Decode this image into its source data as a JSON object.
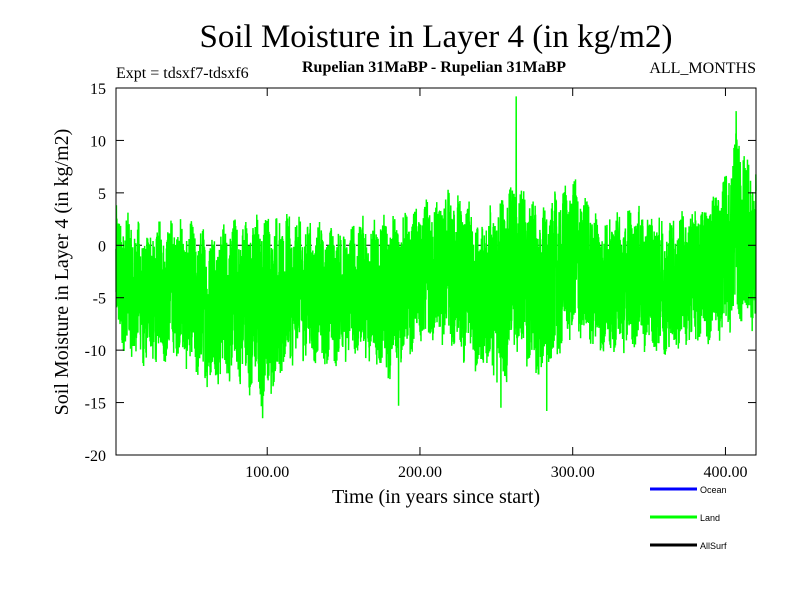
{
  "chart_data": {
    "type": "line",
    "title": "Soil Moisture in Layer 4 (in kg/m2)",
    "subtitle_left": "Expt = tdsxf7-tdsxf6",
    "subtitle_center": "Rupelian  31MaBP - Rupelian  31MaBP",
    "subtitle_right": "ALL_MONTHS",
    "xlabel": "Time (in years since start)",
    "ylabel": "Soil Moisture in Layer 4 (in kg/m2)",
    "xlim": [
      1,
      420
    ],
    "ylim": [
      -20,
      15
    ],
    "x_ticks": [
      100,
      200,
      300,
      400
    ],
    "x_tick_labels": [
      "100.00",
      "200.00",
      "300.00",
      "400.00"
    ],
    "y_ticks": [
      -20,
      -15,
      -10,
      -5,
      0,
      5,
      10,
      15
    ],
    "y_tick_labels": [
      "-20",
      "-15",
      "-10",
      "-5",
      "0",
      "5",
      "10",
      "15"
    ],
    "zero_line": 0,
    "series": [
      {
        "name": "Land",
        "color": "#00ff00",
        "envelope": {
          "x": [
            1,
            20,
            40,
            60,
            80,
            97,
            120,
            140,
            160,
            180,
            200,
            220,
            240,
            255,
            263,
            280,
            300,
            320,
            340,
            360,
            380,
            400,
            408,
            420
          ],
          "center": [
            -3,
            -5,
            -4,
            -6,
            -5,
            -6,
            -4,
            -5,
            -4,
            -5,
            -3,
            -2,
            -5,
            -4,
            -2,
            -5,
            -1,
            -4,
            -3,
            -4,
            -3,
            -1,
            2,
            -1
          ],
          "amplitude": [
            7,
            7,
            7,
            8,
            8,
            10,
            7,
            7,
            7,
            8,
            7,
            8,
            8,
            10,
            9,
            9,
            8,
            7,
            7,
            7,
            7,
            8,
            10,
            8
          ]
        },
        "extremes": [
          {
            "x": 263,
            "y": 14.2
          },
          {
            "x": 407,
            "y": 12.8
          },
          {
            "x": 97,
            "y": -16.5
          },
          {
            "x": 283,
            "y": -15.8
          },
          {
            "x": 253,
            "y": -15.5
          },
          {
            "x": 186,
            "y": -15.3
          }
        ]
      }
    ],
    "legend": [
      {
        "label": "Ocean",
        "color": "#0000ff"
      },
      {
        "label": "Land",
        "color": "#00ff00"
      },
      {
        "label": "AllSurf",
        "color": "#000000"
      }
    ]
  }
}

_ _ _ _ _

:: GIVEN INSTRUCTION ::
Copy each line of the data that contains the word "Layer".

:: RESULT OF THE EXERCISE ::
    "title": "Soil Moisture in Layer 4 (in kg/m2)",
    "ylabel": "Soil Moisture in Layer 4 (in kg/m2)",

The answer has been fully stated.